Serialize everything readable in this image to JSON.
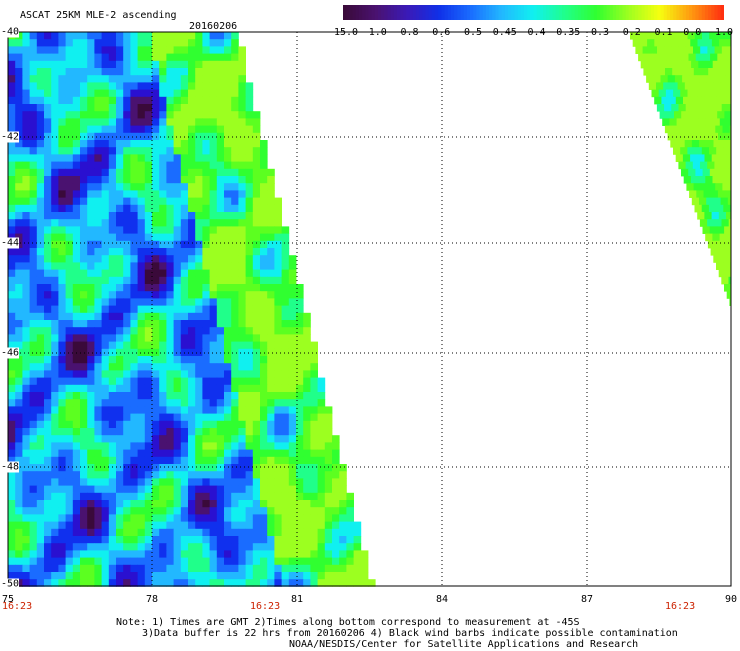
{
  "header": {
    "title": "ASCAT 25KM MLE-2 ascending",
    "date": "20160206"
  },
  "colorbar": {
    "labels": [
      "-15.0",
      "-1.0",
      "-0.8",
      "-0.6",
      "-0.5",
      "-0.45",
      "-0.4",
      "-0.35",
      "-0.3",
      "-0.2",
      "-0.1",
      "0.0",
      "1.0"
    ],
    "colors": [
      "#3a0a3a",
      "#4a1270",
      "#3a1ab8",
      "#1030e8",
      "#1a6cff",
      "#22b8ff",
      "#10f0f0",
      "#20ff8a",
      "#30ff30",
      "#9cff20",
      "#f6ff10",
      "#ff9a10",
      "#ff3010"
    ]
  },
  "axes": {
    "x_ticks": [
      "75",
      "78",
      "81",
      "84",
      "87",
      "90"
    ],
    "y_ticks": [
      "-40",
      "-42",
      "-44",
      "-46",
      "-48",
      "-50"
    ],
    "lon_range": [
      75,
      90
    ],
    "lat_range": [
      -40,
      -50
    ],
    "time_labels": [
      "16:23",
      "16:23",
      "16:23"
    ]
  },
  "notes": {
    "line1": "Note: 1) Times are GMT 2)Times along bottom correspond to measurement at -45S",
    "line2": "3)Data buffer is 22 hrs from 20160206 4) Black wind barbs indicate possible contamination",
    "line3": "NOAA/NESDIS/Center for Satellite Applications and Research"
  }
}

— What you need to do —
Leave the pictures out, and print every line of the listing exactly as written.

— Task answer —
Serialize everything readable in this image to JSON.
{
  "header": {
    "title": "ASCAT 25KM MLE-2 ascending",
    "date": "20160206"
  },
  "colorbar": {
    "labels": [
      "-15.0",
      "-1.0",
      "-0.8",
      "-0.6",
      "-0.5",
      "-0.45",
      "-0.4",
      "-0.35",
      "-0.3",
      "-0.2",
      "-0.1",
      "0.0",
      "1.0"
    ],
    "colors": [
      "#3a0a3a",
      "#4a1270",
      "#3a1ab8",
      "#1030e8",
      "#1a6cff",
      "#22b8ff",
      "#10f0f0",
      "#20ff8a",
      "#30ff30",
      "#9cff20",
      "#f6ff10",
      "#ff9a10",
      "#ff3010"
    ]
  },
  "axes": {
    "x_ticks": [
      "75",
      "78",
      "81",
      "84",
      "87",
      "90"
    ],
    "y_ticks": [
      "-40",
      "-42",
      "-44",
      "-46",
      "-48",
      "-50"
    ],
    "lon_range": [
      75,
      90
    ],
    "lat_range": [
      -40,
      -50
    ],
    "time_labels": [
      "16:23",
      "16:23",
      "16:23"
    ]
  },
  "notes": {
    "line1": "Note: 1) Times are GMT 2)Times along bottom correspond to measurement at -45S",
    "line2": "3)Data buffer is 22 hrs from 20160206 4) Black wind barbs indicate possible contamination",
    "line3": "NOAA/NESDIS/Center for Satellite Applications and Research"
  }
}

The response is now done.